[begin PROVIDED DATA]

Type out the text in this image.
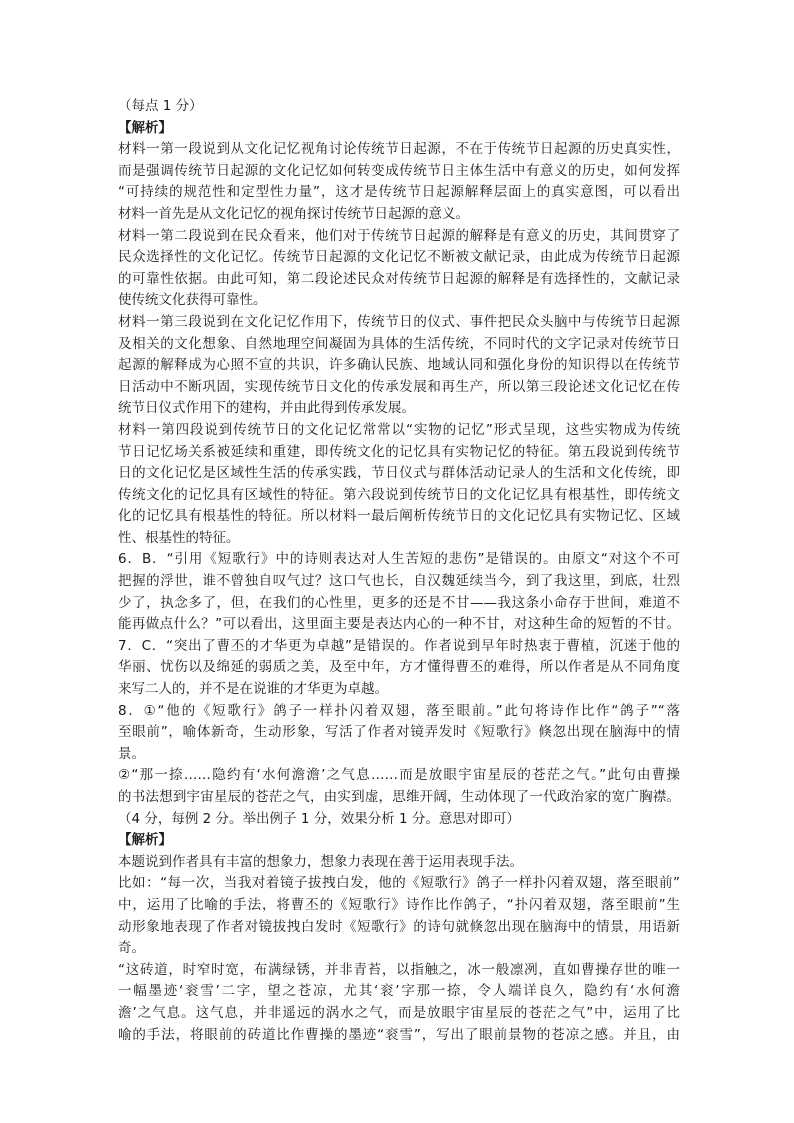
（每点 1 分）
【解析】
材料一第一段说到从文化记忆视角讨论传统节日起源，不在于传统节日起源的历史真实性，
而是强调传统节日起源的文化记忆如何转变成传统节日主体生活中有意义的历史，如何发挥
“可持续的规范性和定型性力量”，这才是传统节日起源解释层面上的真实意图，可以看出
材料一首先是从文化记忆的视角探讨传统节日起源的意义。
材料一第二段说到在民众看来，他们对于传统节日起源的解释是有意义的历史，其间贯穿了
民众选择性的文化记忆。传统节日起源的文化记忆不断被文献记录，由此成为传统节日起源
的可靠性依据。由此可知，第二段论述民众对传统节日起源的解释是有选择性的，文献记录
使传统文化获得可靠性。
材料一第三段说到在文化记忆作用下，传统节日的仪式、事件把民众头脑中与传统节日起源
及相关的文化想象、自然地理空间凝固为具体的生活传统，不同时代的文字记录对传统节日
起源的解释成为心照不宣的共识，许多确认民族、地域认同和强化身份的知识得以在传统节
日活动中不断巩固，实现传统节日文化的传承发展和再生产，所以第三段论述文化记忆在传
统节日仪式作用下的建构，并由此得到传承发展。
材料一第四段说到传统节日的文化记忆常常以“实物的记忆”形式呈现，这些实物成为传统
节日记忆场关系被延续和重建，即传统文化的记忆具有实物记忆的特征。第五段说到传统节
日的文化记忆是区域性生活的传承实践，节日仪式与群体活动记录人的生活和文化传统，即
传统文化的记忆具有区域性的特征。第六段说到传统节日的文化记忆具有根基性，即传统文
化的记忆具有根基性的特征。所以材料一最后阐析传统节日的文化记忆具有实物记忆、区域
性、根基性的特征。
6．B．“引用《短歌行》中的诗则表达对人生苦短的悲伤”是错误的。由原文“对这个不可
把握的浮世，谁不曾独自叹气过？这口气也长，自汉魏延续当今，到了我这里，到底，壮烈
少了，执念多了，但，在我们的心性里，更多的还是不甘——我这条小命存于世间，难道不
能再做点什么？”可以看出，这里面主要是表达内心的一种不甘，对这种生命的短暂的不甘。
7．C．“突出了曹丕的才华更为卓越”是错误的。作者说到早年时热衷于曹植，沉迷于他的
华丽、忧伤以及绵延的弱质之美，及至中年，方才懂得曹丕的难得，所以作者是从不同角度
来写二人的，并不是在说谁的才华更为卓越。
8．①“他的《短歌行》鸽子一样扑闪着双翅，落至眼前。”此句将诗作比作“鸽子”“落
至眼前”，喻体新奇，生动形象，写活了作者对镜弄发时《短歌行》倏忽出现在脑海中的情
景。
②“那一捺……隐约有‘水何澹澹’之气息……而是放眼宇宙星辰的苍茫之气。”此句由曹操
的书法想到宇宙星辰的苍茫之气，由实到虚，思维开阔，生动体现了一代政治家的宽广胸襟。
（4 分，每例 2 分。举出例子 1 分，效果分析 1 分。意思对即可）
【解析】
本题说到作者具有丰富的想象力，想象力表现在善于运用表现手法。
比如：“每一次，当我对着镜子拔拽白发，他的《短歌行》鸽子一样扑闪着双翅，落至眼前”
中，运用了比喻的手法，将曹丕的《短歌行》诗作比作鸽子，“扑闪着双翅，落至眼前”生
动形象地表现了作者对镜拔拽白发时《短歌行》的诗句就倏忽出现在脑海中的情景，用语新
奇。
“这砖道，时窄时宽，布满绿锈，并非青苔，以指触之，冰一般凛冽，直如曹操存世的唯一
一幅墨迹‘衮雪’二字，望之苍凉，尤其‘衮’字那一捺，令人端详良久，隐约有‘水何澹
澹’之气息。这气息，并非遥远的涡水之气，而是放眼宇宙星辰的苍茫之气”中，运用了比
喻的手法，将眼前的砖道比作曹操的墨迹“衮雪”，写出了眼前景物的苍凉之感。并且，由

[end PROVIDED DATA]

GOAL
Whenever "落至眼前" turns up in a line, pick that line out.

THE RESULT
8．①“他的《短歌行》鸽子一样扑闪着双翅，落至眼前。”此句将诗作比作“鸽子”“落
比如：“每一次，当我对着镜子拔拽白发，他的《短歌行》鸽子一样扑闪着双翅，落至眼前”
中，运用了比喻的手法，将曹丕的《短歌行》诗作比作鸽子，“扑闪着双翅，落至眼前”生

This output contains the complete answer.